Raw records:

Begin

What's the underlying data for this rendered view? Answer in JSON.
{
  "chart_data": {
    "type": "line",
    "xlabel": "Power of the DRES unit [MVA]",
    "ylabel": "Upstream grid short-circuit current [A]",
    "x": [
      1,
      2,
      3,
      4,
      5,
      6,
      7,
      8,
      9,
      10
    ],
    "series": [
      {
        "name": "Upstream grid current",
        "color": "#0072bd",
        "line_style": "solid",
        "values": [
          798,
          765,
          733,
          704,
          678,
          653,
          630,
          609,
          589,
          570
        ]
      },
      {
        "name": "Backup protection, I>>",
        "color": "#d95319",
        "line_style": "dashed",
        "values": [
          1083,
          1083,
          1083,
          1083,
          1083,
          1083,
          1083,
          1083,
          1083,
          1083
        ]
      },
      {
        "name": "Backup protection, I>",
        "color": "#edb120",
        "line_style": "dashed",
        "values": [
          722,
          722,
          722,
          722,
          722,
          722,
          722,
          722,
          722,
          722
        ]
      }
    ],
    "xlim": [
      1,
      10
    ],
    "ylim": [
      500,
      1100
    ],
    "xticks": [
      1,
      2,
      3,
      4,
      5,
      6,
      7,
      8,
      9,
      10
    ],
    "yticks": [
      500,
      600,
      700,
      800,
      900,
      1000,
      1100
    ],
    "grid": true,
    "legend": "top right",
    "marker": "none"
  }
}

End

Copy out each record, keeping every word as it is.

## Solution below
What's the underlying data for this rendered view? Answer in JSON.
{
  "chart_data": {
    "type": "line",
    "xlabel": "Power of the DRES unit [MVA]",
    "ylabel": "Upstream grid short-circuit current [A]",
    "x": [
      1,
      2,
      3,
      4,
      5,
      6,
      7,
      8,
      9,
      10
    ],
    "series": [
      {
        "name": "Upstream grid current",
        "color": "#0072bd",
        "line_style": "solid",
        "values": [
          798,
          765,
          733,
          704,
          678,
          653,
          630,
          609,
          589,
          570
        ]
      },
      {
        "name": "Backup protection, I>>",
        "color": "#d95319",
        "line_style": "dashed",
        "values": [
          1083,
          1083,
          1083,
          1083,
          1083,
          1083,
          1083,
          1083,
          1083,
          1083
        ]
      },
      {
        "name": "Backup protection, I>",
        "color": "#edb120",
        "line_style": "dashed",
        "values": [
          722,
          722,
          722,
          722,
          722,
          722,
          722,
          722,
          722,
          722
        ]
      }
    ],
    "xlim": [
      1,
      10
    ],
    "ylim": [
      500,
      1100
    ],
    "xticks": [
      1,
      2,
      3,
      4,
      5,
      6,
      7,
      8,
      9,
      10
    ],
    "yticks": [
      500,
      600,
      700,
      800,
      900,
      1000,
      1100
    ],
    "grid": true,
    "legend": "top right",
    "marker": "none"
  }
}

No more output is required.